### Dataset records
• • • •

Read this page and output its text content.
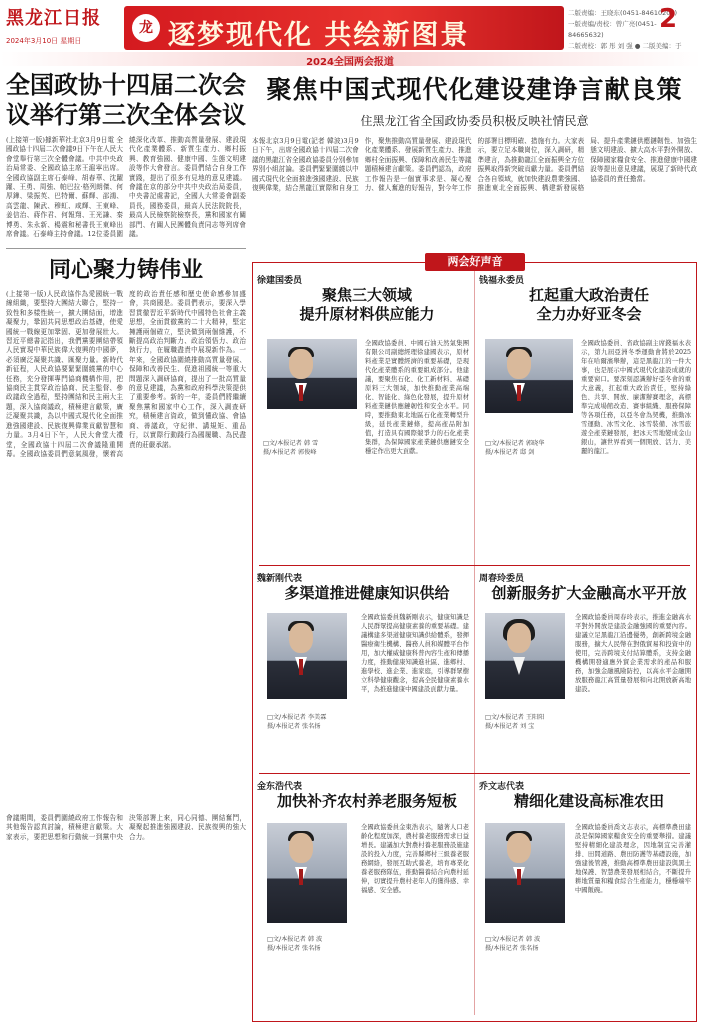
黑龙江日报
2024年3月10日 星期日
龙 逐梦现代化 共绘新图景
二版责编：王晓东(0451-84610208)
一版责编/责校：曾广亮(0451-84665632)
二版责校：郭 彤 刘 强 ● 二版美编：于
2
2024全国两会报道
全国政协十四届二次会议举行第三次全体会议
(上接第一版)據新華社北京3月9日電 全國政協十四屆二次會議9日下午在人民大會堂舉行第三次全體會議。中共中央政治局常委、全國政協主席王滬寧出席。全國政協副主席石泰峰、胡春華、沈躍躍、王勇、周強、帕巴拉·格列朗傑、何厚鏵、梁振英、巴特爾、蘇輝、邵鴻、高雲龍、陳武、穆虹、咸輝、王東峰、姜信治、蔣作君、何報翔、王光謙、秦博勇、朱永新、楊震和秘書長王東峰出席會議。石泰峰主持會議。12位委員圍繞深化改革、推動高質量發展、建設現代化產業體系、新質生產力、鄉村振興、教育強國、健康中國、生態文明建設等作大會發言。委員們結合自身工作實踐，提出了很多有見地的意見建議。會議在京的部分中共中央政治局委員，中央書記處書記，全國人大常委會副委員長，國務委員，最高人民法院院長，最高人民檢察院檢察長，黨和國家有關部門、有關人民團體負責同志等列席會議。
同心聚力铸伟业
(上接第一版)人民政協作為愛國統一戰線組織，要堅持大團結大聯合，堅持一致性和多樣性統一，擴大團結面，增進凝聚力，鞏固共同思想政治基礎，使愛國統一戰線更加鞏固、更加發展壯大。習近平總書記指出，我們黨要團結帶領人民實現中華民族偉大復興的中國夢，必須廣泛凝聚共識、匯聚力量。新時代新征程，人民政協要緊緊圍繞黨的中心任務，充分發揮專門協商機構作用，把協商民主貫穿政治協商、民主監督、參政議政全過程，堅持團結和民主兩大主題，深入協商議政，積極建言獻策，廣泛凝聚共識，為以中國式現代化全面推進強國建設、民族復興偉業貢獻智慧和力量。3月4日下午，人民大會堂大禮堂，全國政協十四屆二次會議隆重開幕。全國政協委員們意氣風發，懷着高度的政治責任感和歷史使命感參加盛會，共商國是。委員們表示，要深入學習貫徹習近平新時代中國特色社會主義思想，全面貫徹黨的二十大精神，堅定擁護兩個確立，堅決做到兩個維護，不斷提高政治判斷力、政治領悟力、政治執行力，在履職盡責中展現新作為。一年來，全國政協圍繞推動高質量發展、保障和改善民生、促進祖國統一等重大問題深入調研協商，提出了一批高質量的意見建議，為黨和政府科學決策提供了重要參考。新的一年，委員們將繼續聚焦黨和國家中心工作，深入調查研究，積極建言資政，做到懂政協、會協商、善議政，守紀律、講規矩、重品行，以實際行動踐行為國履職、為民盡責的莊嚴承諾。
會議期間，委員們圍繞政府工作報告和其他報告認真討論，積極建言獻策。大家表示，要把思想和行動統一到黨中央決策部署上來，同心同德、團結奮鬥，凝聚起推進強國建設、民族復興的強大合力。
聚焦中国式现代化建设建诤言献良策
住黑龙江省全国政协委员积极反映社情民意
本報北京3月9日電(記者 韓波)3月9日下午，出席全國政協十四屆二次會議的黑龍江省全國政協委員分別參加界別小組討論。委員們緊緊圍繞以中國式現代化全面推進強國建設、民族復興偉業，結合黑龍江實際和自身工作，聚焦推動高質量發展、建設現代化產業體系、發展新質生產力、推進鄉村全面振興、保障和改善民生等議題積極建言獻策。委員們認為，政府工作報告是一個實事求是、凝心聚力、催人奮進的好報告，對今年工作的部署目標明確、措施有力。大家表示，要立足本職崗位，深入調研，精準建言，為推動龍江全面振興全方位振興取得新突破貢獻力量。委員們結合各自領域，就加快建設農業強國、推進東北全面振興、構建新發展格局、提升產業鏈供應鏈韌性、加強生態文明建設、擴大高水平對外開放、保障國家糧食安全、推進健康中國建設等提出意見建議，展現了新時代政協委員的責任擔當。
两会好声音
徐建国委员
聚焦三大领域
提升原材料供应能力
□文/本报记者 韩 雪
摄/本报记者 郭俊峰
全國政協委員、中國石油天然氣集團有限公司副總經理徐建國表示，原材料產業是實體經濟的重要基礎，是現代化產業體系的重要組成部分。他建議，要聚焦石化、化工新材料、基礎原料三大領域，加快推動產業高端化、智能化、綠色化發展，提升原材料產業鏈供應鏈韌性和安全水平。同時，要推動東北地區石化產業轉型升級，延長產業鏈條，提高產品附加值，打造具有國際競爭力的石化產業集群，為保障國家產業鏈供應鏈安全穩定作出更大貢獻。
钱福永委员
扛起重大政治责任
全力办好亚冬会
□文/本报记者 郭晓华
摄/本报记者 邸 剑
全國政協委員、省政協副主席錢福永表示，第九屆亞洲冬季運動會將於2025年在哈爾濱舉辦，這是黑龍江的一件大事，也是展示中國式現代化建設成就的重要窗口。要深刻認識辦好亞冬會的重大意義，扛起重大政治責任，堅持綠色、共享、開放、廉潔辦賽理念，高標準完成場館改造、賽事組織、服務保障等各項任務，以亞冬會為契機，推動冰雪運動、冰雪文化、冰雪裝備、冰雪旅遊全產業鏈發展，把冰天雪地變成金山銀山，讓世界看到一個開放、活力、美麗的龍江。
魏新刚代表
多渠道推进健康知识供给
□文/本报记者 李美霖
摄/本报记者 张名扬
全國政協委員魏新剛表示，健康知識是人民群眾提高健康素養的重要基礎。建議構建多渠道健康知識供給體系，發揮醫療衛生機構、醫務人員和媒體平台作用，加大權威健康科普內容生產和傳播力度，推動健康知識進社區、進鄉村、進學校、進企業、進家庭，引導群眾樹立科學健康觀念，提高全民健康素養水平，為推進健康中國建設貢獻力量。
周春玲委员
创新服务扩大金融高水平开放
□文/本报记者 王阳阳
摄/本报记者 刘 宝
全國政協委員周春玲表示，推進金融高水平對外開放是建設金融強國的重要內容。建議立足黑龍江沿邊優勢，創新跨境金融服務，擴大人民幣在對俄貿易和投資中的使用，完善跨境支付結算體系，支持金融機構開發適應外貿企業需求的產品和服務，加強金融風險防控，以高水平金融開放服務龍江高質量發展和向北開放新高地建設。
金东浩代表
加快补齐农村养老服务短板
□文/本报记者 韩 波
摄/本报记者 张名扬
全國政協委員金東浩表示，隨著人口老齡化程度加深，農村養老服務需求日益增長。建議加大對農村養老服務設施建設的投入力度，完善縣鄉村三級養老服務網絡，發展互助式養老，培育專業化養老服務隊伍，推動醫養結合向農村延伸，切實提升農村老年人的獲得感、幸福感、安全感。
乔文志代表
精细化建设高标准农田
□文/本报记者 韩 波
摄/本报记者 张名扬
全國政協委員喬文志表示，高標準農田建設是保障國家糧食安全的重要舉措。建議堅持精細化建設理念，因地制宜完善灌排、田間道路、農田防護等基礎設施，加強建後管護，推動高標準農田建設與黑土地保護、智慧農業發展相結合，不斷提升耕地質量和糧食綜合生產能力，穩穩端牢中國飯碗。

• • • •

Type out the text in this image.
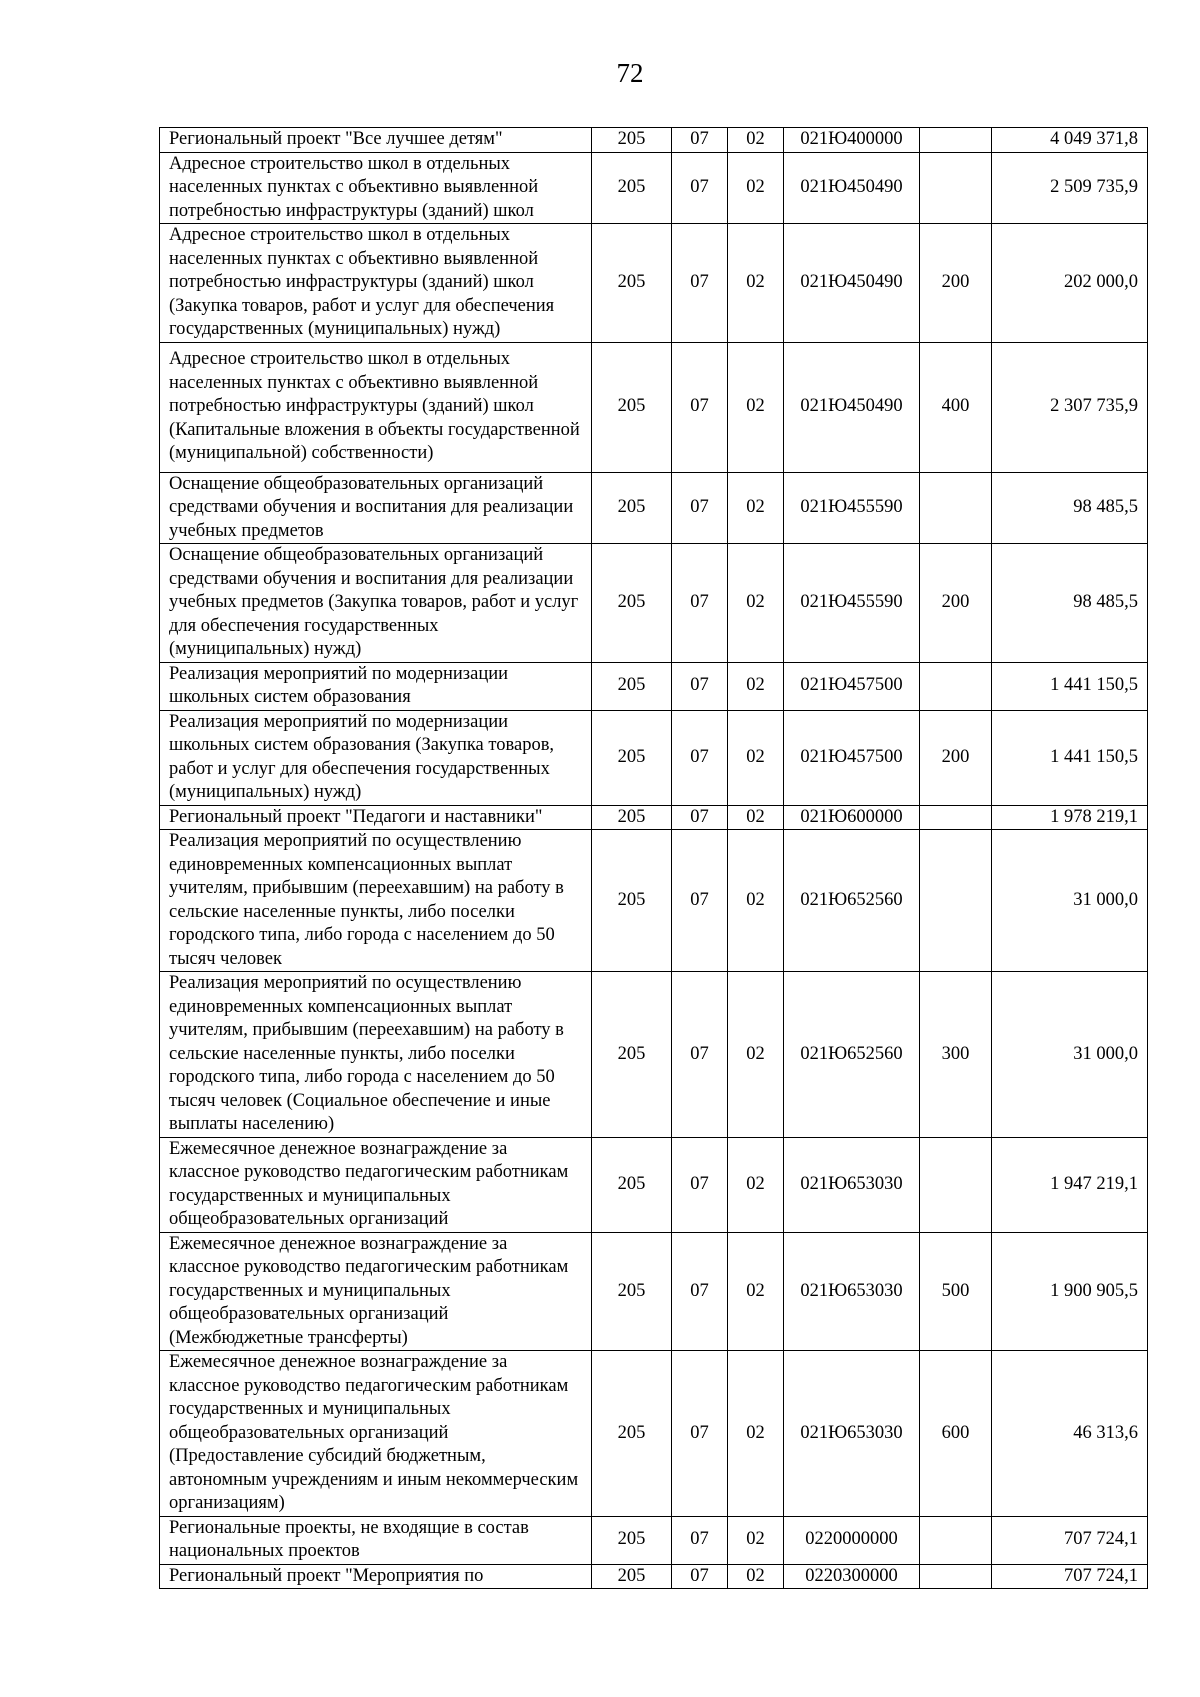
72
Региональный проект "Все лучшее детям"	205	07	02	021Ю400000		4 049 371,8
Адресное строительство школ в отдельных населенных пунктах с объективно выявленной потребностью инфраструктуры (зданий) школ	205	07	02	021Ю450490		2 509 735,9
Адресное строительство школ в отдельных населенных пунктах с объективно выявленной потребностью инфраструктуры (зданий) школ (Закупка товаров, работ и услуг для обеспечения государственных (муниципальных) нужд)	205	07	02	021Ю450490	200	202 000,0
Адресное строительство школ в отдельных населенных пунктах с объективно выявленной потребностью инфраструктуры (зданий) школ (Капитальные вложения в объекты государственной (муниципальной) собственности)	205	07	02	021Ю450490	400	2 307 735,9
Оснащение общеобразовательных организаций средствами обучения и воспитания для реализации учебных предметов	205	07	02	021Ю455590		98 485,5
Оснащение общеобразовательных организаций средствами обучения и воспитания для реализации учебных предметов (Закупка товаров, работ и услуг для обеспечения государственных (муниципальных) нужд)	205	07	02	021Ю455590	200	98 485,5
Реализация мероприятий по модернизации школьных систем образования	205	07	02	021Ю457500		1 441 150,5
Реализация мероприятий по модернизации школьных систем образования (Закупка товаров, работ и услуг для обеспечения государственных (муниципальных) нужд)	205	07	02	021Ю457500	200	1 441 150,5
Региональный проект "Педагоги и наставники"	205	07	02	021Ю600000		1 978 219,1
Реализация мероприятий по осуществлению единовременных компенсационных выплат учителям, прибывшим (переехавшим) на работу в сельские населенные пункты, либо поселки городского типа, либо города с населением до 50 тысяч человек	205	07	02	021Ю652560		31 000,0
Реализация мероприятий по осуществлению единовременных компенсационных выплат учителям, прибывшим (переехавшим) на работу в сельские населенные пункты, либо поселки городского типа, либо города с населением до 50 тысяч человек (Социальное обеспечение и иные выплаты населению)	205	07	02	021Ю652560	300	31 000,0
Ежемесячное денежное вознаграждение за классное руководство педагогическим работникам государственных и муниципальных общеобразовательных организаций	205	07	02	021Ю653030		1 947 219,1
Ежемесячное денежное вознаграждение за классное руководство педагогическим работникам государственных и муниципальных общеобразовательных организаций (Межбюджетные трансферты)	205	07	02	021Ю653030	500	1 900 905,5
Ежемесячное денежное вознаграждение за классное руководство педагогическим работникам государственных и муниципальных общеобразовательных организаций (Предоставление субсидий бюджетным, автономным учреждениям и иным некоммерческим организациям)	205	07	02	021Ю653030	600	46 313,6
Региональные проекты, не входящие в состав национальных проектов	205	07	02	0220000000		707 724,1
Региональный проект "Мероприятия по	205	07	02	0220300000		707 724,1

• • • •

### Written exercise
Say how many lines of the data include the word "предметов". Nothing other than the number should be given.

### The output
2